Your task: In the entries that follow, find every line containing "JSON" and copy it.

Data to use:
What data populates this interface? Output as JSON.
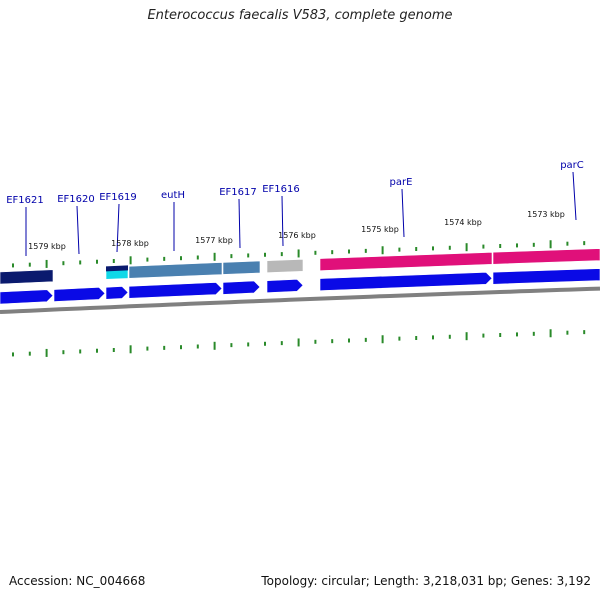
{
  "title": "Enterococcus faecalis V583, complete genome",
  "footer": {
    "accession": "Accession: NC_004668",
    "topology": "Topology: circular; Length: 3,218,031 bp; Genes: 3,192"
  },
  "colors": {
    "navy": "#0a1a6e",
    "steel": "#4a80b0",
    "gray": "#b8b8b8",
    "magenta": "#e0107a",
    "cyan": "#10d8e8",
    "blue": "#0a0ae6",
    "backbone": "#808080",
    "tick": "#2a8a2a",
    "label": "#0000aa"
  },
  "gene_labels": [
    "EF1621",
    "EF1620",
    "EF1619",
    "eutH",
    "EF1617",
    "EF1616",
    "parE",
    "parC"
  ],
  "kbp_labels": [
    "1579 kbp",
    "1578 kbp",
    "1577 kbp",
    "1576 kbp",
    "1575 kbp",
    "1574 kbp",
    "1573 kbp"
  ]
}
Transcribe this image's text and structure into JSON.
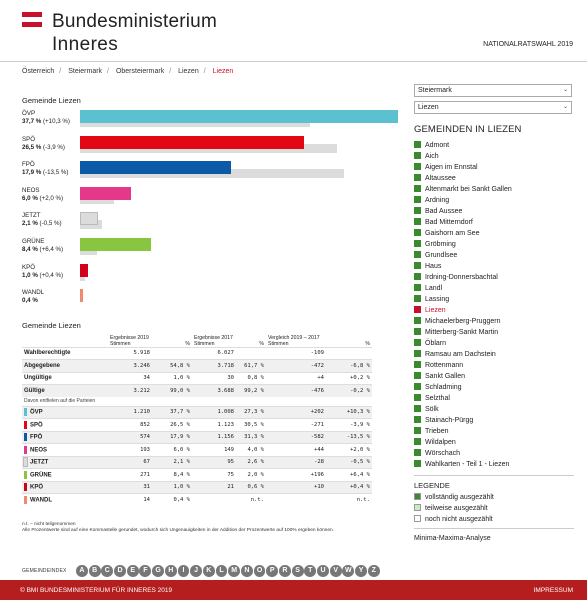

Task response:
What data populates this interface? Output as JSON.
Transcribe this image's text and structure into JSON.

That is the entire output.